Task directions — Every line that holds "Medicaid" should be shown.

Records from a dataset
——

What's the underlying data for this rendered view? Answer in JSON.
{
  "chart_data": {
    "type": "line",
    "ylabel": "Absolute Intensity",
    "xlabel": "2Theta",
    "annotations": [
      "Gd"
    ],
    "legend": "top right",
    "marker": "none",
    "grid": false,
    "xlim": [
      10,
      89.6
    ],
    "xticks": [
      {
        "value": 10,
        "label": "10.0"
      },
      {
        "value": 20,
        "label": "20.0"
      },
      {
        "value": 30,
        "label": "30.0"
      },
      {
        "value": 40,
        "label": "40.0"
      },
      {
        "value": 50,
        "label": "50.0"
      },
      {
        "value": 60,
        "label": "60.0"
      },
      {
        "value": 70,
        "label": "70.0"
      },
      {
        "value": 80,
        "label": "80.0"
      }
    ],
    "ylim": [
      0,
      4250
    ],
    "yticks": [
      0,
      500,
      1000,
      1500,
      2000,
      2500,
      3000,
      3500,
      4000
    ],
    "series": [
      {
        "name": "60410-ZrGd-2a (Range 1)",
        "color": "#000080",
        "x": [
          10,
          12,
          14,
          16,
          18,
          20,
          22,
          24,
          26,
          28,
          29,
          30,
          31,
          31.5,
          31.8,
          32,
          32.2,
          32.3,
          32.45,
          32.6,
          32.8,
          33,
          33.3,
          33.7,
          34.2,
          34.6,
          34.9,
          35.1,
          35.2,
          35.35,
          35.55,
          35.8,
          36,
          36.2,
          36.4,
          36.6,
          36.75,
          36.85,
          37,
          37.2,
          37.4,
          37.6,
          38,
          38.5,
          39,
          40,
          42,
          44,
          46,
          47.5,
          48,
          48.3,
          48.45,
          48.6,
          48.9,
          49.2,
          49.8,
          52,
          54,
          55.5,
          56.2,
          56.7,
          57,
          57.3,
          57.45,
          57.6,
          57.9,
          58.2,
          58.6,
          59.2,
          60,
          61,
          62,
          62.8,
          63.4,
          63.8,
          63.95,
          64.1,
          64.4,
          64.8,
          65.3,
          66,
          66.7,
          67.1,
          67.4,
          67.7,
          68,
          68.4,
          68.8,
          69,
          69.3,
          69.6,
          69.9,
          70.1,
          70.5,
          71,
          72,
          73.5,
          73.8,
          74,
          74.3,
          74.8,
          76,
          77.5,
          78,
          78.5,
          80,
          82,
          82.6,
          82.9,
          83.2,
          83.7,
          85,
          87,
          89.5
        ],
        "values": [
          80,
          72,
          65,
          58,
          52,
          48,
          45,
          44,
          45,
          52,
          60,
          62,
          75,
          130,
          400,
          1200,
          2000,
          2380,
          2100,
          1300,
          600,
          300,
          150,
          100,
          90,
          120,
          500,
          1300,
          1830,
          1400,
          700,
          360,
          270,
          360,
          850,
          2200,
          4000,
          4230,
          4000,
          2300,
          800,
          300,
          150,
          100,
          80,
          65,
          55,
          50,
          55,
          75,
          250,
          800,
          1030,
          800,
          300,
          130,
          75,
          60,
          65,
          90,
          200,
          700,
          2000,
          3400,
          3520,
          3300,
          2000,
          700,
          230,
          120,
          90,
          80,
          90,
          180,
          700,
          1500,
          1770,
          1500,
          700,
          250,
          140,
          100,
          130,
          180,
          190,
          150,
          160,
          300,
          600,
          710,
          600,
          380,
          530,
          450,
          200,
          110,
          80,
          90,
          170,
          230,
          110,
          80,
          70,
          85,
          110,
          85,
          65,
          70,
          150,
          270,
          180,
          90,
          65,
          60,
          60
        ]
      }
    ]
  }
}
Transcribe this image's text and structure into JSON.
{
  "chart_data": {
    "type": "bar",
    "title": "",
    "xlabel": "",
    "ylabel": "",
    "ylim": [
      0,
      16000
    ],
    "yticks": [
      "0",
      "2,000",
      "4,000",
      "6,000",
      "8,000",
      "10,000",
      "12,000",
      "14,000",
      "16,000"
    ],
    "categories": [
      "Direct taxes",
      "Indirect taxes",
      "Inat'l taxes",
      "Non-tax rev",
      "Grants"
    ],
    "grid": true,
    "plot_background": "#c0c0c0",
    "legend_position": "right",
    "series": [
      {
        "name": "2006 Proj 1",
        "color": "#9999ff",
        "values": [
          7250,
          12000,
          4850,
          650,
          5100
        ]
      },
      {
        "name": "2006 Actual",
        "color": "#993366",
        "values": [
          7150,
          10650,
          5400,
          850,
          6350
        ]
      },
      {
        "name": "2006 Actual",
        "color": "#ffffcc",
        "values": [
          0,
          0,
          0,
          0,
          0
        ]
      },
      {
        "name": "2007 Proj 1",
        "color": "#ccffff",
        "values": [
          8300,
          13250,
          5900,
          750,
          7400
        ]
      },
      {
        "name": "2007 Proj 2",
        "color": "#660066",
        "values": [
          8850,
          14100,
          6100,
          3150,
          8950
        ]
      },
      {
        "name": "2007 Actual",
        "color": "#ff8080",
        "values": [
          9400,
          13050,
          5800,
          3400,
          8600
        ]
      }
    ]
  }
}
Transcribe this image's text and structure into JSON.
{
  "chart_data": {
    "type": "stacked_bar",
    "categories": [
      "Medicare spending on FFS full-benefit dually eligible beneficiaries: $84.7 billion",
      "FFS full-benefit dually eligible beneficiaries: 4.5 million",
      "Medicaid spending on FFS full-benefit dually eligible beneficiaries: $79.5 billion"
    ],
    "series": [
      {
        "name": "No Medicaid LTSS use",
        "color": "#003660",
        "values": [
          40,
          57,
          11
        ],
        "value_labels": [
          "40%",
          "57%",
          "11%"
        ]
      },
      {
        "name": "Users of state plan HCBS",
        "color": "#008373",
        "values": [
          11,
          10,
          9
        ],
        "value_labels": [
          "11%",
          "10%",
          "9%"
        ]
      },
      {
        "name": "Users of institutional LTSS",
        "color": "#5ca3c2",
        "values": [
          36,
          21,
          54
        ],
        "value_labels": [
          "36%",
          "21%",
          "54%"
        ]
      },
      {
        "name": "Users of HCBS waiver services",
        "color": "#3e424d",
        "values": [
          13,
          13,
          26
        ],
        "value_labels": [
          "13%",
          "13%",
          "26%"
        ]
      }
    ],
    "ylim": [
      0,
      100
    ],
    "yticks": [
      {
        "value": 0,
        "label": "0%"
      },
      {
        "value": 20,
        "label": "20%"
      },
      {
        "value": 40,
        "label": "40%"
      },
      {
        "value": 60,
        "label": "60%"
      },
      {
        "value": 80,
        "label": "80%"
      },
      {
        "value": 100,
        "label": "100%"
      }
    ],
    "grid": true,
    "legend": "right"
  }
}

——

The result —
      "Medicaid spending on FFS full-benefit dually eligible beneficiaries: $79.5 billion"
        "name": "No Medicaid LTSS use",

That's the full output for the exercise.